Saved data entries
--- start ---

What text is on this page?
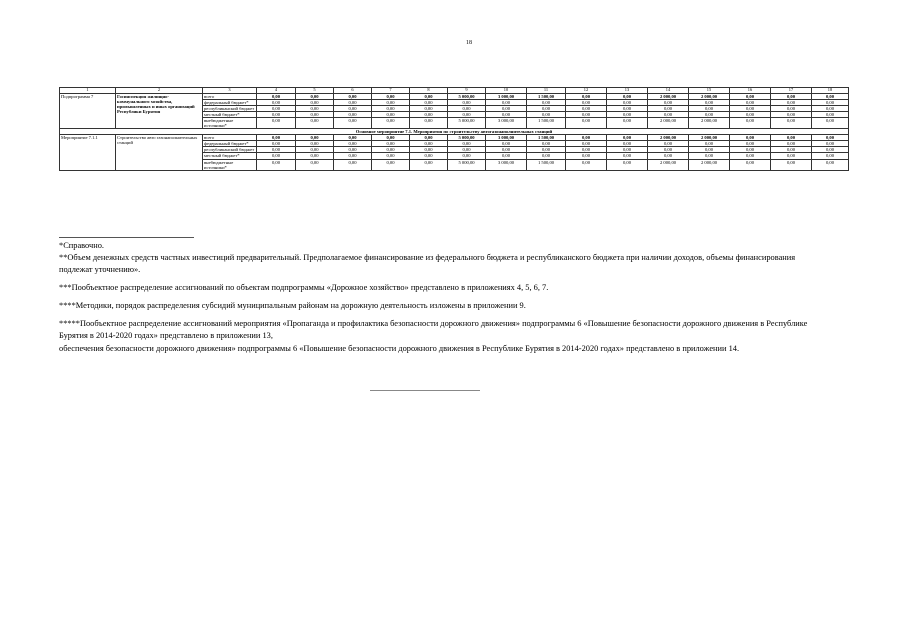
18
1	2	3	4	5	6	7	8	9	10	11	12	13	14	15	16	17	18
Подпрограмма 7	Госинспекция жилищно-коммунального хозяйства, промышленных и иных организаций Республики Бурятия	всего	0,00	0,00	0,00	0,00	0,00	5 000,00	3 000,00	1 500,00	0,00	0,00	2 000,00	2 000,00	0,00	0,00	0,00
		федеральный бюджет*	0,00	0,00	0,00	0,00	0,00	0,00	0,00	0,00	0,00	0,00	0,00	0,00	0,00	0,00	0,00
		республиканский бюджет	0,00	0,00	0,00	0,00	0,00	0,00	0,00	0,00	0,00	0,00	0,00	0,00	0,00	0,00	0,00
		местный бюджет*	0,00	0,00	0,00	0,00	0,00	0,00	0,00	0,00	0,00	0,00	0,00	0,00	0,00	0,00	0,00
		внебюджетные источники*	0,00	0,00	0,00	0,00	0,00	5 000,00	3 000,00	1 500,00	0,00	0,00	2 000,00	2 000,00	0,00	0,00	0,00
Основное мероприятие 7.1. Мероприятия по строительству автогазонаполнительных станций																	
Мероприятие 7.1.1	Строительство авто газонаполнительных станций	всего	0,00	0,00	0,00	0,00	0,00	5 000,00	3 000,00	1 500,00	0,00	0,00	2 000,00	2 000,00	0,00	0,00	0,00
		федеральный бюджет*	0,00	0,00	0,00	0,00	0,00	0,00	0,00	0,00	0,00	0,00	0,00	0,00	0,00	0,00	0,00
		республиканский бюджет	0,00	0,00	0,00	0,00	0,00	0,00	0,00	0,00	0,00	0,00	0,00	0,00	0,00	0,00	0,00
		местный бюджет*	0,00	0,00	0,00	0,00	0,00	0,00	0,00	0,00	0,00	0,00	0,00	0,00	0,00	0,00	0,00
		внебюджетные источники*	0,00	0,00	0,00	0,00	0,00	5 000,00	3 000,00	1 500,00	0,00	0,00	2 000,00	2 000,00	0,00	0,00	0,00
*Справочно.
**Объем денежных средств частных инвестиций предварительный. Предполагаемое финансирование из федерального бюджета и республиканского бюджета при наличии доходов, объемы финансирования подлежат уточнению».
***Пообъектное распределение ассигнований по объектам подпрограммы «Дорожное хозяйство» представлено в приложениях 4, 5, 6, 7.
****Методики, порядок распределения субсидий муниципальным районам на дорожную деятельность изложены в приложении 9.
*****Пообъектное распределение ассигнований мероприятия «Пропаганда и профилактика безопасности дорожного движения» подпрограммы 6 «Повышение безопасности дорожного движения в Республике Бурятия в 2014-2020 годах» представлено в приложении 13,
обеспечения безопасности дорожного движения» подпрограммы 6 «Повышение безопасности дорожного движения в Республике Бурятия в 2014-2020 годах» представлено в приложении 14.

--- end ---

Repeat everything in the records precisely. Images are excluded from the copy.

What text is on this page?
18
1	2	3	4	5	6	7	8	9	10	11	12	13	14	15	16	17	18
Подпрограмма 7	Госинспекция жилищно-коммунального хозяйства, промышленных и иных организаций Республики Бурятия	всего	0,00	0,00	0,00	0,00	0,00	5 000,00	3 000,00	1 500,00	0,00	0,00	2 000,00	2 000,00	0,00	0,00	0,00
		федеральный бюджет*	0,00	0,00	0,00	0,00	0,00	0,00	0,00	0,00	0,00	0,00	0,00	0,00	0,00	0,00	0,00
		республиканский бюджет	0,00	0,00	0,00	0,00	0,00	0,00	0,00	0,00	0,00	0,00	0,00	0,00	0,00	0,00	0,00
		местный бюджет*	0,00	0,00	0,00	0,00	0,00	0,00	0,00	0,00	0,00	0,00	0,00	0,00	0,00	0,00	0,00
		внебюджетные источники*	0,00	0,00	0,00	0,00	0,00	5 000,00	3 000,00	1 500,00	0,00	0,00	2 000,00	2 000,00	0,00	0,00	0,00
Основное мероприятие 7.1. Мероприятия по строительству автогазонаполнительных станций																	
Мероприятие 7.1.1	Строительство авто газонаполнительных станций	всего	0,00	0,00	0,00	0,00	0,00	5 000,00	3 000,00	1 500,00	0,00	0,00	2 000,00	2 000,00	0,00	0,00	0,00
		федеральный бюджет*	0,00	0,00	0,00	0,00	0,00	0,00	0,00	0,00	0,00	0,00	0,00	0,00	0,00	0,00	0,00
		республиканский бюджет	0,00	0,00	0,00	0,00	0,00	0,00	0,00	0,00	0,00	0,00	0,00	0,00	0,00	0,00	0,00
		местный бюджет*	0,00	0,00	0,00	0,00	0,00	0,00	0,00	0,00	0,00	0,00	0,00	0,00	0,00	0,00	0,00
		внебюджетные источники*	0,00	0,00	0,00	0,00	0,00	5 000,00	3 000,00	1 500,00	0,00	0,00	2 000,00	2 000,00	0,00	0,00	0,00
*Справочно.
**Объем денежных средств частных инвестиций предварительный. Предполагаемое финансирование из федерального бюджета и республиканского бюджета при наличии доходов, объемы финансирования подлежат уточнению».
***Пообъектное распределение ассигнований по объектам подпрограммы «Дорожное хозяйство» представлено в приложениях 4, 5, 6, 7.
****Методики, порядок распределения субсидий муниципальным районам на дорожную деятельность изложены в приложении 9.
*****Пообъектное распределение ассигнований мероприятия «Пропаганда и профилактика безопасности дорожного движения» подпрограммы 6 «Повышение безопасности дорожного движения в Республике Бурятия в 2014-2020 годах» представлено в приложении 13,
обеспечения безопасности дорожного движения» подпрограммы 6 «Повышение безопасности дорожного движения в Республике Бурятия в 2014-2020 годах» представлено в приложении 14.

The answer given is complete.